====== Records provided
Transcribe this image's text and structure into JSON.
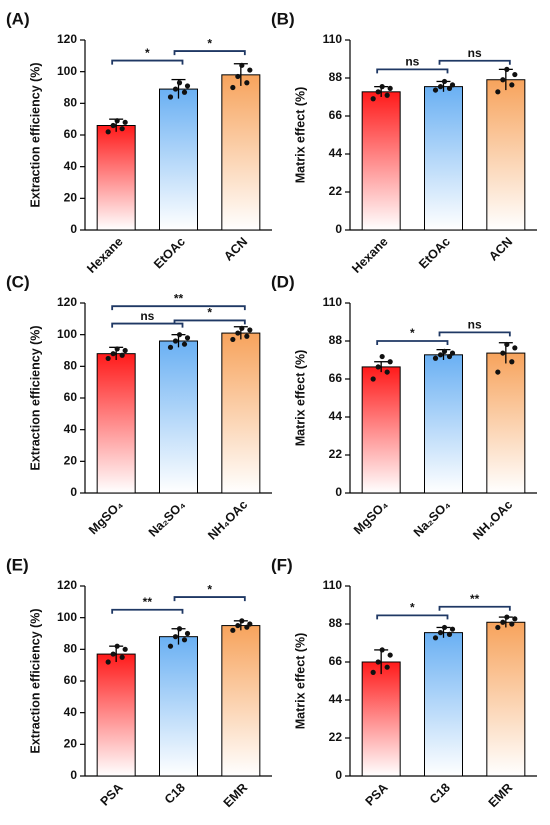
{
  "chart_data": [
    {
      "type": "bar",
      "title": "(A)",
      "ylabel": "Extraction efficiency (%)",
      "categories": [
        "Hexane",
        "EtOAc",
        "ACN"
      ],
      "values": [
        66,
        89,
        98
      ],
      "errors": [
        4,
        6,
        7
      ],
      "points": [
        [
          62,
          64,
          66,
          68,
          69
        ],
        [
          84,
          87,
          89,
          91,
          93
        ],
        [
          90,
          93,
          97,
          101,
          104
        ]
      ],
      "colors": [
        "#ff1a1a",
        "#6ab0f3",
        "#f7a35c"
      ],
      "ylim": [
        0,
        120
      ],
      "yticks": [
        0,
        20,
        40,
        60,
        80,
        100,
        120
      ],
      "brackets": [
        {
          "from": 0,
          "to": 1,
          "y": 107,
          "label": "*"
        },
        {
          "from": 1,
          "to": 2,
          "y": 113,
          "label": "*"
        }
      ]
    },
    {
      "type": "bar",
      "title": "(B)",
      "ylabel": "Matrix effect (%)",
      "categories": [
        "Hexane",
        "EtOAc",
        "ACN"
      ],
      "values": [
        80,
        83,
        87
      ],
      "errors": [
        3,
        3,
        6
      ],
      "points": [
        [
          76,
          78,
          80,
          82,
          83
        ],
        [
          81,
          82,
          83,
          84,
          86
        ],
        [
          80,
          84,
          87,
          90,
          93
        ]
      ],
      "colors": [
        "#ff1a1a",
        "#6ab0f3",
        "#f7a35c"
      ],
      "ylim": [
        0,
        110
      ],
      "yticks": [
        0,
        22,
        44,
        66,
        88,
        110
      ],
      "brackets": [
        {
          "from": 0,
          "to": 1,
          "y": 93,
          "label": "ns"
        },
        {
          "from": 1,
          "to": 2,
          "y": 98,
          "label": "ns"
        }
      ]
    },
    {
      "type": "bar",
      "title": "(C)",
      "ylabel": "Extraction efficiency (%)",
      "categories": [
        "MgSO₄",
        "Na₂SO₄",
        "NH₄OAc"
      ],
      "values": [
        88,
        96,
        101
      ],
      "errors": [
        4,
        4,
        4
      ],
      "points": [
        [
          85,
          87,
          88,
          90,
          91
        ],
        [
          92,
          94,
          96,
          98,
          100
        ],
        [
          97,
          99,
          101,
          103,
          104
        ]
      ],
      "colors": [
        "#ff1a1a",
        "#6ab0f3",
        "#f7a35c"
      ],
      "ylim": [
        0,
        120
      ],
      "yticks": [
        0,
        20,
        40,
        60,
        80,
        100,
        120
      ],
      "brackets": [
        {
          "from": 0,
          "to": 1,
          "y": 107,
          "label": "ns"
        },
        {
          "from": 1,
          "to": 2,
          "y": 109,
          "label": "*"
        },
        {
          "from": 0,
          "to": 2,
          "y": 118,
          "label": "**"
        }
      ]
    },
    {
      "type": "bar",
      "title": "(D)",
      "ylabel": "Matrix effect (%)",
      "categories": [
        "MgSO₄",
        "Na₂SO₄",
        "NH₄OAc"
      ],
      "values": [
        73,
        80,
        81
      ],
      "errors": [
        3,
        3,
        6
      ],
      "points": [
        [
          66,
          70,
          73,
          76,
          79
        ],
        [
          78,
          79,
          80,
          81,
          82
        ],
        [
          70,
          76,
          81,
          84,
          86
        ]
      ],
      "colors": [
        "#ff1a1a",
        "#6ab0f3",
        "#f7a35c"
      ],
      "ylim": [
        0,
        110
      ],
      "yticks": [
        0,
        22,
        44,
        66,
        88,
        110
      ],
      "brackets": [
        {
          "from": 0,
          "to": 1,
          "y": 88,
          "label": "*"
        },
        {
          "from": 1,
          "to": 2,
          "y": 93,
          "label": "ns"
        }
      ]
    },
    {
      "type": "bar",
      "title": "(E)",
      "ylabel": "Extraction efficiency (%)",
      "categories": [
        "PSA",
        "C18",
        "EMR"
      ],
      "values": [
        77,
        88,
        95
      ],
      "errors": [
        5,
        5,
        3
      ],
      "points": [
        [
          72,
          75,
          77,
          80,
          82
        ],
        [
          82,
          86,
          88,
          90,
          93
        ],
        [
          92,
          94,
          95,
          96,
          98
        ]
      ],
      "colors": [
        "#ff1a1a",
        "#6ab0f3",
        "#f7a35c"
      ],
      "ylim": [
        0,
        120
      ],
      "yticks": [
        0,
        20,
        40,
        60,
        80,
        100,
        120
      ],
      "brackets": [
        {
          "from": 0,
          "to": 1,
          "y": 105,
          "label": "**"
        },
        {
          "from": 1,
          "to": 2,
          "y": 113,
          "label": "*"
        }
      ]
    },
    {
      "type": "bar",
      "title": "(F)",
      "ylabel": "Matrix effect (%)",
      "categories": [
        "PSA",
        "C18",
        "EMR"
      ],
      "values": [
        66,
        83,
        89
      ],
      "errors": [
        7,
        3,
        3
      ],
      "points": [
        [
          60,
          63,
          66,
          70,
          73
        ],
        [
          80,
          82,
          83,
          85,
          86
        ],
        [
          86,
          88,
          89,
          91,
          92
        ]
      ],
      "colors": [
        "#ff1a1a",
        "#6ab0f3",
        "#f7a35c"
      ],
      "ylim": [
        0,
        110
      ],
      "yticks": [
        0,
        22,
        44,
        66,
        88,
        110
      ],
      "brackets": [
        {
          "from": 0,
          "to": 1,
          "y": 93,
          "label": "*"
        },
        {
          "from": 1,
          "to": 2,
          "y": 98,
          "label": "**"
        }
      ]
    }
  ]
}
============
■ **Exercise**
Make an exact copy of the listing above. Do not include the pictures.

■ **Task solution**
Transcribe this image's text and structure into JSON.
{
  "chart_data": [
    {
      "type": "bar",
      "title": "(A)",
      "ylabel": "Extraction efficiency (%)",
      "categories": [
        "Hexane",
        "EtOAc",
        "ACN"
      ],
      "values": [
        66,
        89,
        98
      ],
      "errors": [
        4,
        6,
        7
      ],
      "points": [
        [
          62,
          64,
          66,
          68,
          69
        ],
        [
          84,
          87,
          89,
          91,
          93
        ],
        [
          90,
          93,
          97,
          101,
          104
        ]
      ],
      "colors": [
        "#ff1a1a",
        "#6ab0f3",
        "#f7a35c"
      ],
      "ylim": [
        0,
        120
      ],
      "yticks": [
        0,
        20,
        40,
        60,
        80,
        100,
        120
      ],
      "brackets": [
        {
          "from": 0,
          "to": 1,
          "y": 107,
          "label": "*"
        },
        {
          "from": 1,
          "to": 2,
          "y": 113,
          "label": "*"
        }
      ]
    },
    {
      "type": "bar",
      "title": "(B)",
      "ylabel": "Matrix effect (%)",
      "categories": [
        "Hexane",
        "EtOAc",
        "ACN"
      ],
      "values": [
        80,
        83,
        87
      ],
      "errors": [
        3,
        3,
        6
      ],
      "points": [
        [
          76,
          78,
          80,
          82,
          83
        ],
        [
          81,
          82,
          83,
          84,
          86
        ],
        [
          80,
          84,
          87,
          90,
          93
        ]
      ],
      "colors": [
        "#ff1a1a",
        "#6ab0f3",
        "#f7a35c"
      ],
      "ylim": [
        0,
        110
      ],
      "yticks": [
        0,
        22,
        44,
        66,
        88,
        110
      ],
      "brackets": [
        {
          "from": 0,
          "to": 1,
          "y": 93,
          "label": "ns"
        },
        {
          "from": 1,
          "to": 2,
          "y": 98,
          "label": "ns"
        }
      ]
    },
    {
      "type": "bar",
      "title": "(C)",
      "ylabel": "Extraction efficiency (%)",
      "categories": [
        "MgSO₄",
        "Na₂SO₄",
        "NH₄OAc"
      ],
      "values": [
        88,
        96,
        101
      ],
      "errors": [
        4,
        4,
        4
      ],
      "points": [
        [
          85,
          87,
          88,
          90,
          91
        ],
        [
          92,
          94,
          96,
          98,
          100
        ],
        [
          97,
          99,
          101,
          103,
          104
        ]
      ],
      "colors": [
        "#ff1a1a",
        "#6ab0f3",
        "#f7a35c"
      ],
      "ylim": [
        0,
        120
      ],
      "yticks": [
        0,
        20,
        40,
        60,
        80,
        100,
        120
      ],
      "brackets": [
        {
          "from": 0,
          "to": 1,
          "y": 107,
          "label": "ns"
        },
        {
          "from": 1,
          "to": 2,
          "y": 109,
          "label": "*"
        },
        {
          "from": 0,
          "to": 2,
          "y": 118,
          "label": "**"
        }
      ]
    },
    {
      "type": "bar",
      "title": "(D)",
      "ylabel": "Matrix effect (%)",
      "categories": [
        "MgSO₄",
        "Na₂SO₄",
        "NH₄OAc"
      ],
      "values": [
        73,
        80,
        81
      ],
      "errors": [
        3,
        3,
        6
      ],
      "points": [
        [
          66,
          70,
          73,
          76,
          79
        ],
        [
          78,
          79,
          80,
          81,
          82
        ],
        [
          70,
          76,
          81,
          84,
          86
        ]
      ],
      "colors": [
        "#ff1a1a",
        "#6ab0f3",
        "#f7a35c"
      ],
      "ylim": [
        0,
        110
      ],
      "yticks": [
        0,
        22,
        44,
        66,
        88,
        110
      ],
      "brackets": [
        {
          "from": 0,
          "to": 1,
          "y": 88,
          "label": "*"
        },
        {
          "from": 1,
          "to": 2,
          "y": 93,
          "label": "ns"
        }
      ]
    },
    {
      "type": "bar",
      "title": "(E)",
      "ylabel": "Extraction efficiency (%)",
      "categories": [
        "PSA",
        "C18",
        "EMR"
      ],
      "values": [
        77,
        88,
        95
      ],
      "errors": [
        5,
        5,
        3
      ],
      "points": [
        [
          72,
          75,
          77,
          80,
          82
        ],
        [
          82,
          86,
          88,
          90,
          93
        ],
        [
          92,
          94,
          95,
          96,
          98
        ]
      ],
      "colors": [
        "#ff1a1a",
        "#6ab0f3",
        "#f7a35c"
      ],
      "ylim": [
        0,
        120
      ],
      "yticks": [
        0,
        20,
        40,
        60,
        80,
        100,
        120
      ],
      "brackets": [
        {
          "from": 0,
          "to": 1,
          "y": 105,
          "label": "**"
        },
        {
          "from": 1,
          "to": 2,
          "y": 113,
          "label": "*"
        }
      ]
    },
    {
      "type": "bar",
      "title": "(F)",
      "ylabel": "Matrix effect (%)",
      "categories": [
        "PSA",
        "C18",
        "EMR"
      ],
      "values": [
        66,
        83,
        89
      ],
      "errors": [
        7,
        3,
        3
      ],
      "points": [
        [
          60,
          63,
          66,
          70,
          73
        ],
        [
          80,
          82,
          83,
          85,
          86
        ],
        [
          86,
          88,
          89,
          91,
          92
        ]
      ],
      "colors": [
        "#ff1a1a",
        "#6ab0f3",
        "#f7a35c"
      ],
      "ylim": [
        0,
        110
      ],
      "yticks": [
        0,
        22,
        44,
        66,
        88,
        110
      ],
      "brackets": [
        {
          "from": 0,
          "to": 1,
          "y": 93,
          "label": "*"
        },
        {
          "from": 1,
          "to": 2,
          "y": 98,
          "label": "**"
        }
      ]
    }
  ]
}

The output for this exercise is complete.